DIRECTIONS FOR THIS TASK:
Set down every entry again word for word, please, but skip the pictures.

--- start of ENTRIES SUPPLIED ---

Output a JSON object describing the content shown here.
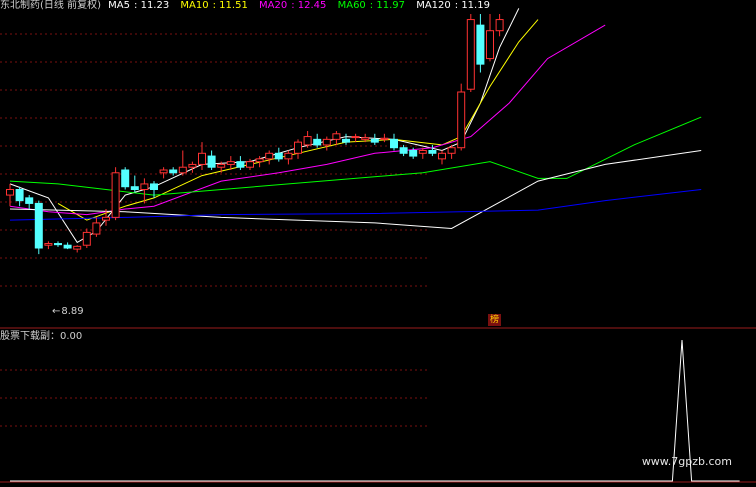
{
  "chart_data": {
    "type": "candlestick",
    "title": "东北制药(日线 前复权)",
    "ma_legend": [
      {
        "name": "MA5",
        "value": "11.23",
        "color": "#ffffff"
      },
      {
        "name": "MA10",
        "value": "11.51",
        "color": "#ffff00"
      },
      {
        "name": "MA20",
        "value": "12.45",
        "color": "#ff00ff"
      },
      {
        "name": "MA60",
        "value": "11.97",
        "color": "#00ff00"
      },
      {
        "name": "MA120",
        "value": "11.19",
        "color": "#ffffff"
      }
    ],
    "ylim": [
      7.6,
      13.2
    ],
    "candles": [
      [
        9.95,
        10.15,
        9.75,
        10.05
      ],
      [
        10.05,
        10.1,
        9.75,
        9.85
      ],
      [
        9.9,
        9.95,
        9.7,
        9.8
      ],
      [
        9.8,
        9.85,
        8.89,
        9.0
      ],
      [
        9.05,
        9.12,
        8.98,
        9.08
      ],
      [
        9.08,
        9.12,
        9.02,
        9.06
      ],
      [
        9.05,
        9.1,
        8.98,
        9.0
      ],
      [
        8.98,
        9.05,
        8.92,
        9.03
      ],
      [
        9.05,
        9.35,
        9.0,
        9.28
      ],
      [
        9.25,
        9.55,
        9.2,
        9.45
      ],
      [
        9.5,
        9.7,
        9.4,
        9.55
      ],
      [
        9.55,
        10.45,
        9.5,
        10.35
      ],
      [
        10.4,
        10.45,
        10.05,
        10.1
      ],
      [
        10.1,
        10.3,
        10.0,
        10.05
      ],
      [
        10.05,
        10.25,
        9.8,
        10.15
      ],
      [
        10.15,
        10.2,
        9.9,
        10.05
      ],
      [
        10.35,
        10.45,
        10.25,
        10.4
      ],
      [
        10.4,
        10.45,
        10.3,
        10.35
      ],
      [
        10.35,
        10.75,
        10.3,
        10.45
      ],
      [
        10.45,
        10.55,
        10.35,
        10.5
      ],
      [
        10.5,
        10.9,
        10.4,
        10.7
      ],
      [
        10.65,
        10.75,
        10.4,
        10.45
      ],
      [
        10.45,
        10.55,
        10.35,
        10.5
      ],
      [
        10.5,
        10.65,
        10.4,
        10.55
      ],
      [
        10.55,
        10.65,
        10.4,
        10.45
      ],
      [
        10.45,
        10.6,
        10.4,
        10.55
      ],
      [
        10.55,
        10.65,
        10.45,
        10.6
      ],
      [
        10.6,
        10.75,
        10.5,
        10.7
      ],
      [
        10.7,
        10.8,
        10.55,
        10.6
      ],
      [
        10.6,
        10.75,
        10.5,
        10.7
      ],
      [
        10.7,
        10.95,
        10.6,
        10.9
      ],
      [
        10.85,
        11.1,
        10.8,
        11.0
      ],
      [
        10.95,
        11.05,
        10.8,
        10.85
      ],
      [
        10.85,
        11.0,
        10.75,
        10.95
      ],
      [
        10.95,
        11.1,
        10.85,
        11.05
      ],
      [
        10.95,
        11.05,
        10.85,
        10.9
      ],
      [
        11.0,
        11.05,
        10.9,
        11.0
      ],
      [
        10.95,
        11.05,
        10.9,
        10.98
      ],
      [
        10.95,
        11.05,
        10.85,
        10.9
      ],
      [
        10.95,
        11.05,
        10.9,
        10.97
      ],
      [
        10.95,
        11.05,
        10.75,
        10.8
      ],
      [
        10.8,
        10.85,
        10.65,
        10.7
      ],
      [
        10.75,
        10.8,
        10.6,
        10.65
      ],
      [
        10.7,
        10.8,
        10.6,
        10.75
      ],
      [
        10.75,
        10.85,
        10.65,
        10.7
      ],
      [
        10.6,
        10.75,
        10.5,
        10.7
      ],
      [
        10.7,
        10.85,
        10.6,
        10.8
      ],
      [
        10.8,
        11.95,
        10.75,
        11.8
      ],
      [
        11.85,
        13.2,
        11.8,
        13.1
      ],
      [
        13.0,
        13.2,
        12.15,
        12.3
      ],
      [
        12.4,
        13.2,
        12.35,
        12.9
      ],
      [
        12.9,
        13.2,
        12.8,
        13.1
      ]
    ],
    "ma_lines": {
      "MA5": [
        [
          0,
          10.15
        ],
        [
          4,
          9.9
        ],
        [
          7,
          9.1
        ],
        [
          9,
          9.3
        ],
        [
          12,
          9.95
        ],
        [
          15,
          10.1
        ],
        [
          20,
          10.5
        ],
        [
          25,
          10.55
        ],
        [
          30,
          10.8
        ],
        [
          35,
          11.0
        ],
        [
          40,
          10.95
        ],
        [
          45,
          10.75
        ],
        [
          47,
          10.9
        ],
        [
          49,
          11.6
        ],
        [
          51,
          12.6
        ],
        [
          53,
          13.3
        ]
      ],
      "MA10": [
        [
          5,
          9.8
        ],
        [
          8,
          9.5
        ],
        [
          12,
          9.75
        ],
        [
          15,
          9.9
        ],
        [
          20,
          10.3
        ],
        [
          25,
          10.5
        ],
        [
          30,
          10.7
        ],
        [
          35,
          10.9
        ],
        [
          40,
          10.95
        ],
        [
          45,
          10.85
        ],
        [
          47,
          11.0
        ],
        [
          50,
          11.9
        ],
        [
          53,
          12.7
        ],
        [
          55,
          13.1
        ]
      ],
      "MA20": [
        [
          0,
          9.75
        ],
        [
          4,
          9.65
        ],
        [
          8,
          9.6
        ],
        [
          12,
          9.7
        ],
        [
          15,
          9.75
        ],
        [
          22,
          10.2
        ],
        [
          28,
          10.35
        ],
        [
          33,
          10.5
        ],
        [
          38,
          10.7
        ],
        [
          44,
          10.8
        ],
        [
          48,
          11.0
        ],
        [
          52,
          11.6
        ],
        [
          56,
          12.4
        ],
        [
          62,
          13.0
        ]
      ],
      "MA60": [
        [
          0,
          10.2
        ],
        [
          5,
          10.15
        ],
        [
          10,
          10.05
        ],
        [
          15,
          9.95
        ],
        [
          43,
          10.35
        ],
        [
          50,
          10.55
        ],
        [
          55,
          10.25
        ],
        [
          58,
          10.25
        ],
        [
          65,
          10.85
        ],
        [
          72,
          11.35
        ]
      ],
      "MA120": [
        [
          0,
          9.7
        ],
        [
          12,
          9.65
        ],
        [
          22,
          9.55
        ],
        [
          38,
          9.45
        ],
        [
          46,
          9.35
        ],
        [
          55,
          10.2
        ],
        [
          62,
          10.5
        ],
        [
          72,
          10.75
        ]
      ],
      "BLUE": [
        [
          0,
          9.5
        ],
        [
          12,
          9.55
        ],
        [
          22,
          9.6
        ],
        [
          38,
          9.62
        ],
        [
          55,
          9.68
        ],
        [
          62,
          9.85
        ],
        [
          72,
          10.05
        ]
      ]
    },
    "low_marker": "8.89",
    "indicator": {
      "label": "股票下载副：0.00",
      "ylim": [
        0,
        1
      ],
      "values": [
        [
          0,
          0
        ],
        [
          69,
          0
        ],
        [
          70,
          1
        ],
        [
          71,
          0
        ],
        [
          76,
          0
        ]
      ]
    },
    "badge": "榜",
    "watermark": "www.7gpzb.com"
  }
}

--- end of ENTRIES SUPPLIED ---

EXERCISE RESPONSE:
Output a JSON object describing the content shown here.
{
  "chart_data": {
    "type": "candlestick",
    "title": "东北制药(日线 前复权)",
    "ma_legend": [
      {
        "name": "MA5",
        "value": "11.23",
        "color": "#ffffff"
      },
      {
        "name": "MA10",
        "value": "11.51",
        "color": "#ffff00"
      },
      {
        "name": "MA20",
        "value": "12.45",
        "color": "#ff00ff"
      },
      {
        "name": "MA60",
        "value": "11.97",
        "color": "#00ff00"
      },
      {
        "name": "MA120",
        "value": "11.19",
        "color": "#ffffff"
      }
    ],
    "ylim": [
      7.6,
      13.2
    ],
    "candles": [
      [
        9.95,
        10.15,
        9.75,
        10.05
      ],
      [
        10.05,
        10.1,
        9.75,
        9.85
      ],
      [
        9.9,
        9.95,
        9.7,
        9.8
      ],
      [
        9.8,
        9.85,
        8.89,
        9.0
      ],
      [
        9.05,
        9.12,
        8.98,
        9.08
      ],
      [
        9.08,
        9.12,
        9.02,
        9.06
      ],
      [
        9.05,
        9.1,
        8.98,
        9.0
      ],
      [
        8.98,
        9.05,
        8.92,
        9.03
      ],
      [
        9.05,
        9.35,
        9.0,
        9.28
      ],
      [
        9.25,
        9.55,
        9.2,
        9.45
      ],
      [
        9.5,
        9.7,
        9.4,
        9.55
      ],
      [
        9.55,
        10.45,
        9.5,
        10.35
      ],
      [
        10.4,
        10.45,
        10.05,
        10.1
      ],
      [
        10.1,
        10.3,
        10.0,
        10.05
      ],
      [
        10.05,
        10.25,
        9.8,
        10.15
      ],
      [
        10.15,
        10.2,
        9.9,
        10.05
      ],
      [
        10.35,
        10.45,
        10.25,
        10.4
      ],
      [
        10.4,
        10.45,
        10.3,
        10.35
      ],
      [
        10.35,
        10.75,
        10.3,
        10.45
      ],
      [
        10.45,
        10.55,
        10.35,
        10.5
      ],
      [
        10.5,
        10.9,
        10.4,
        10.7
      ],
      [
        10.65,
        10.75,
        10.4,
        10.45
      ],
      [
        10.45,
        10.55,
        10.35,
        10.5
      ],
      [
        10.5,
        10.65,
        10.4,
        10.55
      ],
      [
        10.55,
        10.65,
        10.4,
        10.45
      ],
      [
        10.45,
        10.6,
        10.4,
        10.55
      ],
      [
        10.55,
        10.65,
        10.45,
        10.6
      ],
      [
        10.6,
        10.75,
        10.5,
        10.7
      ],
      [
        10.7,
        10.8,
        10.55,
        10.6
      ],
      [
        10.6,
        10.75,
        10.5,
        10.7
      ],
      [
        10.7,
        10.95,
        10.6,
        10.9
      ],
      [
        10.85,
        11.1,
        10.8,
        11.0
      ],
      [
        10.95,
        11.05,
        10.8,
        10.85
      ],
      [
        10.85,
        11.0,
        10.75,
        10.95
      ],
      [
        10.95,
        11.1,
        10.85,
        11.05
      ],
      [
        10.95,
        11.05,
        10.85,
        10.9
      ],
      [
        11.0,
        11.05,
        10.9,
        11.0
      ],
      [
        10.95,
        11.05,
        10.9,
        10.98
      ],
      [
        10.95,
        11.05,
        10.85,
        10.9
      ],
      [
        10.95,
        11.05,
        10.9,
        10.97
      ],
      [
        10.95,
        11.05,
        10.75,
        10.8
      ],
      [
        10.8,
        10.85,
        10.65,
        10.7
      ],
      [
        10.75,
        10.8,
        10.6,
        10.65
      ],
      [
        10.7,
        10.8,
        10.6,
        10.75
      ],
      [
        10.75,
        10.85,
        10.65,
        10.7
      ],
      [
        10.6,
        10.75,
        10.5,
        10.7
      ],
      [
        10.7,
        10.85,
        10.6,
        10.8
      ],
      [
        10.8,
        11.95,
        10.75,
        11.8
      ],
      [
        11.85,
        13.2,
        11.8,
        13.1
      ],
      [
        13.0,
        13.2,
        12.15,
        12.3
      ],
      [
        12.4,
        13.2,
        12.35,
        12.9
      ],
      [
        12.9,
        13.2,
        12.8,
        13.1
      ]
    ],
    "ma_lines": {
      "MA5": [
        [
          0,
          10.15
        ],
        [
          4,
          9.9
        ],
        [
          7,
          9.1
        ],
        [
          9,
          9.3
        ],
        [
          12,
          9.95
        ],
        [
          15,
          10.1
        ],
        [
          20,
          10.5
        ],
        [
          25,
          10.55
        ],
        [
          30,
          10.8
        ],
        [
          35,
          11.0
        ],
        [
          40,
          10.95
        ],
        [
          45,
          10.75
        ],
        [
          47,
          10.9
        ],
        [
          49,
          11.6
        ],
        [
          51,
          12.6
        ],
        [
          53,
          13.3
        ]
      ],
      "MA10": [
        [
          5,
          9.8
        ],
        [
          8,
          9.5
        ],
        [
          12,
          9.75
        ],
        [
          15,
          9.9
        ],
        [
          20,
          10.3
        ],
        [
          25,
          10.5
        ],
        [
          30,
          10.7
        ],
        [
          35,
          10.9
        ],
        [
          40,
          10.95
        ],
        [
          45,
          10.85
        ],
        [
          47,
          11.0
        ],
        [
          50,
          11.9
        ],
        [
          53,
          12.7
        ],
        [
          55,
          13.1
        ]
      ],
      "MA20": [
        [
          0,
          9.75
        ],
        [
          4,
          9.65
        ],
        [
          8,
          9.6
        ],
        [
          12,
          9.7
        ],
        [
          15,
          9.75
        ],
        [
          22,
          10.2
        ],
        [
          28,
          10.35
        ],
        [
          33,
          10.5
        ],
        [
          38,
          10.7
        ],
        [
          44,
          10.8
        ],
        [
          48,
          11.0
        ],
        [
          52,
          11.6
        ],
        [
          56,
          12.4
        ],
        [
          62,
          13.0
        ]
      ],
      "MA60": [
        [
          0,
          10.2
        ],
        [
          5,
          10.15
        ],
        [
          10,
          10.05
        ],
        [
          15,
          9.95
        ],
        [
          43,
          10.35
        ],
        [
          50,
          10.55
        ],
        [
          55,
          10.25
        ],
        [
          58,
          10.25
        ],
        [
          65,
          10.85
        ],
        [
          72,
          11.35
        ]
      ],
      "MA120": [
        [
          0,
          9.7
        ],
        [
          12,
          9.65
        ],
        [
          22,
          9.55
        ],
        [
          38,
          9.45
        ],
        [
          46,
          9.35
        ],
        [
          55,
          10.2
        ],
        [
          62,
          10.5
        ],
        [
          72,
          10.75
        ]
      ],
      "BLUE": [
        [
          0,
          9.5
        ],
        [
          12,
          9.55
        ],
        [
          22,
          9.6
        ],
        [
          38,
          9.62
        ],
        [
          55,
          9.68
        ],
        [
          62,
          9.85
        ],
        [
          72,
          10.05
        ]
      ]
    },
    "low_marker": "8.89",
    "indicator": {
      "label": "股票下载副：0.00",
      "ylim": [
        0,
        1
      ],
      "values": [
        [
          0,
          0
        ],
        [
          69,
          0
        ],
        [
          70,
          1
        ],
        [
          71,
          0
        ],
        [
          76,
          0
        ]
      ]
    },
    "badge": "榜",
    "watermark": "www.7gpzb.com"
  }
}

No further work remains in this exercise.